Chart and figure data
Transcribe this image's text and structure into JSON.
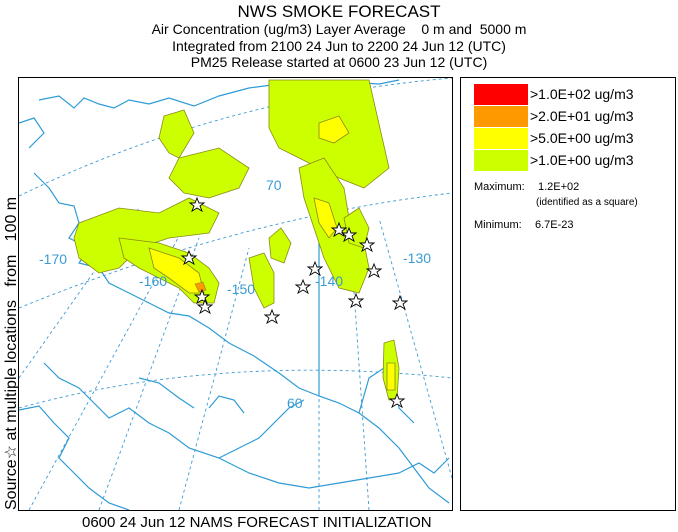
{
  "title": "NWS SMOKE FORECAST",
  "subtitle_lines": [
    "Air Concentration (ug/m3) Layer Average    0 m and  5000 m",
    "Integrated from 2100 24 Jun to 2200 24 Jun 12 (UTC)",
    "PM25 Release started at 0600 23 Jun 12 (UTC)"
  ],
  "side_label": "Source☆ at multiple locations   from   100 m",
  "footer": "0600 24 Jun 12 NAMS FORECAST INITIALIZATION",
  "legend": {
    "items": [
      {
        "label": ">1.0E+02 ug/m3",
        "color": "#ff0000"
      },
      {
        "label": ">2.0E+01 ug/m3",
        "color": "#ff9900"
      },
      {
        "label": ">5.0E+00 ug/m3",
        "color": "#ffff00"
      },
      {
        "label": ">1.0E+00 ug/m3",
        "color": "#ccff00"
      }
    ],
    "maximum_label": "Maximum:",
    "maximum_value": "1.2E+02",
    "maximum_note": "(identified as a square)",
    "minimum_label": "Minimum:",
    "minimum_value": "6.7E-23"
  },
  "map": {
    "graticule_labels": [
      "-170",
      "-160",
      "-150",
      "-140",
      "-130",
      "70",
      "60"
    ],
    "coastline_color": "#2e9bd6",
    "graticule_color": "#3c9bd2",
    "plume_outline_color": "#8a8a1a"
  }
}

## YOUR INSTRUCTIONS
Copy out every line from the records that has the word "FORECAST".

## REPLY TO THE TASK
  "title": "NWS SMOKE FORECAST",
  "footer": "0600 24 Jun 12 NAMS FORECAST INITIALIZATION",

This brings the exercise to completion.